## Texte cité:
####
13 novembre 2005 11:13
Revue de presse

BANLIEUES EN FLAMMES - L'avis de la presse arabe

L'explosion de violence qui secoue la société française fait les grands titres des journaux dans le monde entier. Les quotidiens arabes, et algériens en particulier, s'interrogent sur cette France qui a produit sur son territoire un "quart-monde" menaçant la paix civile.

"On s'attendait à entendre 'Ayawah !', le cri de guerre des émeutiers kabyles, dès la nuit tombée sur la banlieue rouge de Paris. Mêmes méthodes, mêmes effets. Les villes du neuf-trois (93, Seine-Saint-Denis) éparpillées sur les flancs droit et gauche de l'autoroute A1 sont en flammes depuis le 27 octobre. Elles ont vite donné le ton de la révolte à leurs voisines et néanmoins jumelles de la grande ceinture parisienne", écrit le quotidien algérien Liberté pour commenter les nuits d'émeutes en France.

"Si les matchs entre la République et ceux que Sarkozy a traité de 'racaille' (c'est ainsi qu'ils se nomment eux-mêmes, cela dit) se jouent en nocturne, la misère, elle, s'étale au grand jour au milieu des barres des banlieues", poursuit le journal - la misère, qui se mesure par "les 20 % de la population de Seine-Saint-Denis qui est au chômage, soit le double de la moyenne nationale", et qui fait des habitants des "banlieues en flammes" le "quart-monde français". Liberté ne cherche pas à trouver des excuses aux "incendiaires à peine sortis de leurs couches", mais essaie de décrire les conditions de vie de cette population qui offre "un corpus inégalable pour ethnologues en herbe". Et de dénoncer la politique de "la France, toutes tendances politiques confondues, qui a laissé faire pendant trente ans".
####
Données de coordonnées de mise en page

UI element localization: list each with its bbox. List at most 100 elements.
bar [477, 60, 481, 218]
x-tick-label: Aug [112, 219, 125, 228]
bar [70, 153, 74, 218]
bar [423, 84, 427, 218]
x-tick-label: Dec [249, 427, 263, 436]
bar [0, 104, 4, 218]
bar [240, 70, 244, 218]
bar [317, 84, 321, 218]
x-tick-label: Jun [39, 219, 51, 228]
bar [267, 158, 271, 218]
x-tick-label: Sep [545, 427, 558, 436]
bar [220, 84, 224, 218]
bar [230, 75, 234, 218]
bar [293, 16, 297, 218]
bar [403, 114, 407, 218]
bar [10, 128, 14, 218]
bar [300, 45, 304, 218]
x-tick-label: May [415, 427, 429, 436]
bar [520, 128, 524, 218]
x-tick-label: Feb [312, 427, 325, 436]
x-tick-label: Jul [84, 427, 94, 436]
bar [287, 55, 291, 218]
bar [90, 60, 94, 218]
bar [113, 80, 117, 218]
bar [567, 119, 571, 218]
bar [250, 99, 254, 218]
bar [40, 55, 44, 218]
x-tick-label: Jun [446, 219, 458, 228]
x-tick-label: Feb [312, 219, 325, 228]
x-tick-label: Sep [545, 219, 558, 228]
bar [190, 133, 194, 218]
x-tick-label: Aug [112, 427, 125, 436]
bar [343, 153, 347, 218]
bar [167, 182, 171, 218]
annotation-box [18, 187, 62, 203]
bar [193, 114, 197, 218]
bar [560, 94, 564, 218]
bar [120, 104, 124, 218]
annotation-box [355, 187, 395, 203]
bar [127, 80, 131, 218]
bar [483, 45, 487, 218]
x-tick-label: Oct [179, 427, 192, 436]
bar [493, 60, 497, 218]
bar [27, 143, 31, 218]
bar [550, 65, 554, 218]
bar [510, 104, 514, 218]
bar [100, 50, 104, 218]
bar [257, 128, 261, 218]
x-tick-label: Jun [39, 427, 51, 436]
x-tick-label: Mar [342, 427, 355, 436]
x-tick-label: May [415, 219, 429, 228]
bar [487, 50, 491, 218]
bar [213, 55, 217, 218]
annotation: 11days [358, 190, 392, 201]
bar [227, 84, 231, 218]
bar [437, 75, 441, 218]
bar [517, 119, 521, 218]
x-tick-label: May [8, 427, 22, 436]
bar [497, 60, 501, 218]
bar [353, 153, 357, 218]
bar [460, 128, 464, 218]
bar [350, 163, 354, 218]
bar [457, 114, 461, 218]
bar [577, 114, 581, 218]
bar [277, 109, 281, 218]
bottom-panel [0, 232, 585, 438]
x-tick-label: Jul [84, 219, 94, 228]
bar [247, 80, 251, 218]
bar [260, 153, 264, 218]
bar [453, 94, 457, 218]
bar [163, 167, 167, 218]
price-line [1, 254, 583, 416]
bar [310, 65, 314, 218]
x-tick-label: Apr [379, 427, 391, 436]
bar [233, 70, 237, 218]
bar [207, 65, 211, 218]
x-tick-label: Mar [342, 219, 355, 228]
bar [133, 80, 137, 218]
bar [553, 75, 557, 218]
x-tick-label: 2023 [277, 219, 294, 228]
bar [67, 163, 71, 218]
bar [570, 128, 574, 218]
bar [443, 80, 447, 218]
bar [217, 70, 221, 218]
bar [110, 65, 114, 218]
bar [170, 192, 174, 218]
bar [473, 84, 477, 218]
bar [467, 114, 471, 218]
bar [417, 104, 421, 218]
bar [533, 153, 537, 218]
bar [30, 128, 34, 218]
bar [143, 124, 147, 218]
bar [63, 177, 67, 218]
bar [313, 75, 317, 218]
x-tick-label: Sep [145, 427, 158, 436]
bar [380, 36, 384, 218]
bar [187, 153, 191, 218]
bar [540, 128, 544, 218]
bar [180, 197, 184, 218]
####
## Exercice proposé 1:
Reproduisez, s'il vous plaît, tout ce qui va de « L'explosion de violence » jusqu'à « la paix civile. » dans la revue de presse ci-dessus.
## Exercice proposé 2:
Répondez à partir de la revue de presse :
(a) Depuis quelle date les villes du neuf-trois sont-elles en flammes ?
(b) Quelle part de la population de Seine-Saint-Denis est au chômage ?
(c) Pendant combien d'années la France a-t-elle laissé faire, selon Liberté ?

## Corrigé détaillé 1:
L'explosion de violence qui secoue la société française fait les grands titres des journaux dans le monde entier. Les quotidiens arabes, et algériens en particulier, s'interrogent sur cette France qui a produit sur son territoire un "quart-monde" menaçant la paix civile.

## Corrigé détaillé 2:
(a) Depuis le 27 octobre.
(b) 20 %, soit le double de la moyenne nationale.
(c) Pendant trente ans.